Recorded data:
===
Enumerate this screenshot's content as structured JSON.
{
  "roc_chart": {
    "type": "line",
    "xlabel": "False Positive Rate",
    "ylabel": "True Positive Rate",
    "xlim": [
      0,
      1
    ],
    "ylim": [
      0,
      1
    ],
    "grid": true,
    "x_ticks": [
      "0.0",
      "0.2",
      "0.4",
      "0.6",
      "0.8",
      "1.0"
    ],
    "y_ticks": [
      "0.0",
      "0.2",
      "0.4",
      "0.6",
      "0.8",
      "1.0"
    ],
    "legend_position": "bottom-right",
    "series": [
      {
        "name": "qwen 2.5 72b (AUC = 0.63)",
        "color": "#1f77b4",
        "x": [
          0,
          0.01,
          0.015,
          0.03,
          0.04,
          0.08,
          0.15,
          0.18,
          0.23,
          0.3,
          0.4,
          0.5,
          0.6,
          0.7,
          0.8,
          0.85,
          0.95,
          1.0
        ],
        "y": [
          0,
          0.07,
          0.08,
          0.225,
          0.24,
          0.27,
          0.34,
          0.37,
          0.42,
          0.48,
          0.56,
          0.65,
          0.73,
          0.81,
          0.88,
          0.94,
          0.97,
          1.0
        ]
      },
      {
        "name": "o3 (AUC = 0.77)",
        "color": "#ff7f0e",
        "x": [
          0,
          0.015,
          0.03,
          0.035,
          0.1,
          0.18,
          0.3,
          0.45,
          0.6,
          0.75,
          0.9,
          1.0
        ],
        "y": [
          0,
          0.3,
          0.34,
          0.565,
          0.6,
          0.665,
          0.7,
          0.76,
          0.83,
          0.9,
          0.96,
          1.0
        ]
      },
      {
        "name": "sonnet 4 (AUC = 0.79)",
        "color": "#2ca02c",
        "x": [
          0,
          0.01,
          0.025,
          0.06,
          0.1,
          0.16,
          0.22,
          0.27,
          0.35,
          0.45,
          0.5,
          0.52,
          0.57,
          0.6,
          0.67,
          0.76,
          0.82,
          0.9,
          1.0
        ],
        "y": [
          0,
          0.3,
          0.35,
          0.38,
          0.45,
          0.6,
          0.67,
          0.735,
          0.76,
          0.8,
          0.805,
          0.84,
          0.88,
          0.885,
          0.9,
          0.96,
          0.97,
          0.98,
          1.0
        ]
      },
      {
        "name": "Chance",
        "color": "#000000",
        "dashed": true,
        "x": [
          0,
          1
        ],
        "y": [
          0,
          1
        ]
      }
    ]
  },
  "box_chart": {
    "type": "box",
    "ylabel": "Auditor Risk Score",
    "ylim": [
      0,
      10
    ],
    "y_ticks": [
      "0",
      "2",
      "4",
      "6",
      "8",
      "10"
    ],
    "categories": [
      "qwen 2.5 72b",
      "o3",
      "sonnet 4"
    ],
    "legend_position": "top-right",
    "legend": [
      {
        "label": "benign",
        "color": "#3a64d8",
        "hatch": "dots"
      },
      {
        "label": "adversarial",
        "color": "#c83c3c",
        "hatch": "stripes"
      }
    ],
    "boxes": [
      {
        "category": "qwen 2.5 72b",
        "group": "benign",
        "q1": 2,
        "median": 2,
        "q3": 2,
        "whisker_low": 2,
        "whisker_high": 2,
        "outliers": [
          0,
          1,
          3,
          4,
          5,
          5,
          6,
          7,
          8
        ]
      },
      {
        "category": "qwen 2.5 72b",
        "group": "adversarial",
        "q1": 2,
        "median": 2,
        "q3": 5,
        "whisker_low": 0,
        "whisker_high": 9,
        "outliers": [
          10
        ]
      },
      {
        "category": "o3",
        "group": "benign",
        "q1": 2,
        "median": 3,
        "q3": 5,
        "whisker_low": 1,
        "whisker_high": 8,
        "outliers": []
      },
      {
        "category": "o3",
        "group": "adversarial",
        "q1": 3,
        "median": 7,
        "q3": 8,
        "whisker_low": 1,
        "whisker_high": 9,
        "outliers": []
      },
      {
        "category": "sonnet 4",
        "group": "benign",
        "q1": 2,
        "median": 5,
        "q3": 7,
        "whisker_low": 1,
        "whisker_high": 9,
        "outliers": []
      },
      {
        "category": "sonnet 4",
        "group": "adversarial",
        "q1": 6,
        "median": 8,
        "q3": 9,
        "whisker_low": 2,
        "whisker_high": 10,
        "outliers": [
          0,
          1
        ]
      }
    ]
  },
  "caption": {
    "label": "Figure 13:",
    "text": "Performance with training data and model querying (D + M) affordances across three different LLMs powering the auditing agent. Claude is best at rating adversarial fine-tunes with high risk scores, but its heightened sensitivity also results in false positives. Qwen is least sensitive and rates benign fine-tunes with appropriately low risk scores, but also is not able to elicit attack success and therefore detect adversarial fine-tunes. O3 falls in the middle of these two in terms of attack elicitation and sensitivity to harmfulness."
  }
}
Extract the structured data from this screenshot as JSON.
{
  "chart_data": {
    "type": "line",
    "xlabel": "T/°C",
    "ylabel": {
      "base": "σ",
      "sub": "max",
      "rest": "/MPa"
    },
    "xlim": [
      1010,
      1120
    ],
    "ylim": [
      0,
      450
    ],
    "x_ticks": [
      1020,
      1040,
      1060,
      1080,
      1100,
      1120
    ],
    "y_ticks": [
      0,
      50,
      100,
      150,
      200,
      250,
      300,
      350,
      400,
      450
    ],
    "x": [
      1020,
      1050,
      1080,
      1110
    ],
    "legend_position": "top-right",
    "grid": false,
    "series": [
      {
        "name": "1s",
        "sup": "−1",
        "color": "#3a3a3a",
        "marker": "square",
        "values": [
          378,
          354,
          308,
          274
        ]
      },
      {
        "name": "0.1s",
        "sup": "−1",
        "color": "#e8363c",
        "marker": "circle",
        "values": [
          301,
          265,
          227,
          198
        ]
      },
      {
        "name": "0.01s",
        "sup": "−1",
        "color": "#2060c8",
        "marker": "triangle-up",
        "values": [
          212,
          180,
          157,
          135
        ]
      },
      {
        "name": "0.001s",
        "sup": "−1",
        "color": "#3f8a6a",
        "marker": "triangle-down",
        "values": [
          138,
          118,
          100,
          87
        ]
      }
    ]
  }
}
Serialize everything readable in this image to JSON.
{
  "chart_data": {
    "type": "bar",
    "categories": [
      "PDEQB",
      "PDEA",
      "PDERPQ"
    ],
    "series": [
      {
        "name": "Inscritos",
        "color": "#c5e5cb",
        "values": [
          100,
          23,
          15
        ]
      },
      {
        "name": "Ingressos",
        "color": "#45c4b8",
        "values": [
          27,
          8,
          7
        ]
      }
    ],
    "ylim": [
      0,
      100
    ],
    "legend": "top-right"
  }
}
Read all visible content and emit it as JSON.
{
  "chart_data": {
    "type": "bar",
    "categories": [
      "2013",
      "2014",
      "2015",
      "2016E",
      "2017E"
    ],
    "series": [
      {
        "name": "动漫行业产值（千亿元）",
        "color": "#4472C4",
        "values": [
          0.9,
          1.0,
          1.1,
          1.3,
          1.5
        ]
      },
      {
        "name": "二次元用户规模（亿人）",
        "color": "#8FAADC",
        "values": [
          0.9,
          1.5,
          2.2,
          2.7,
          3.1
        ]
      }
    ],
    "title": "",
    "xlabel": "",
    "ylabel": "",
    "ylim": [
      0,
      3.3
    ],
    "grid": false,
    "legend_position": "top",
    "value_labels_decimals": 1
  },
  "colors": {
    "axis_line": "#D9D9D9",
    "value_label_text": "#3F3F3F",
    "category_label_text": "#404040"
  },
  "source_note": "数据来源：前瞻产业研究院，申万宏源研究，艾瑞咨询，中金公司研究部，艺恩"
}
===
Written exercise: Where a line in the material above holds "marker", copy that line.

Exercise output:
        "marker": "square",
        "marker": "circle",
        "marker": "triangle-up",
        "marker": "triangle-down",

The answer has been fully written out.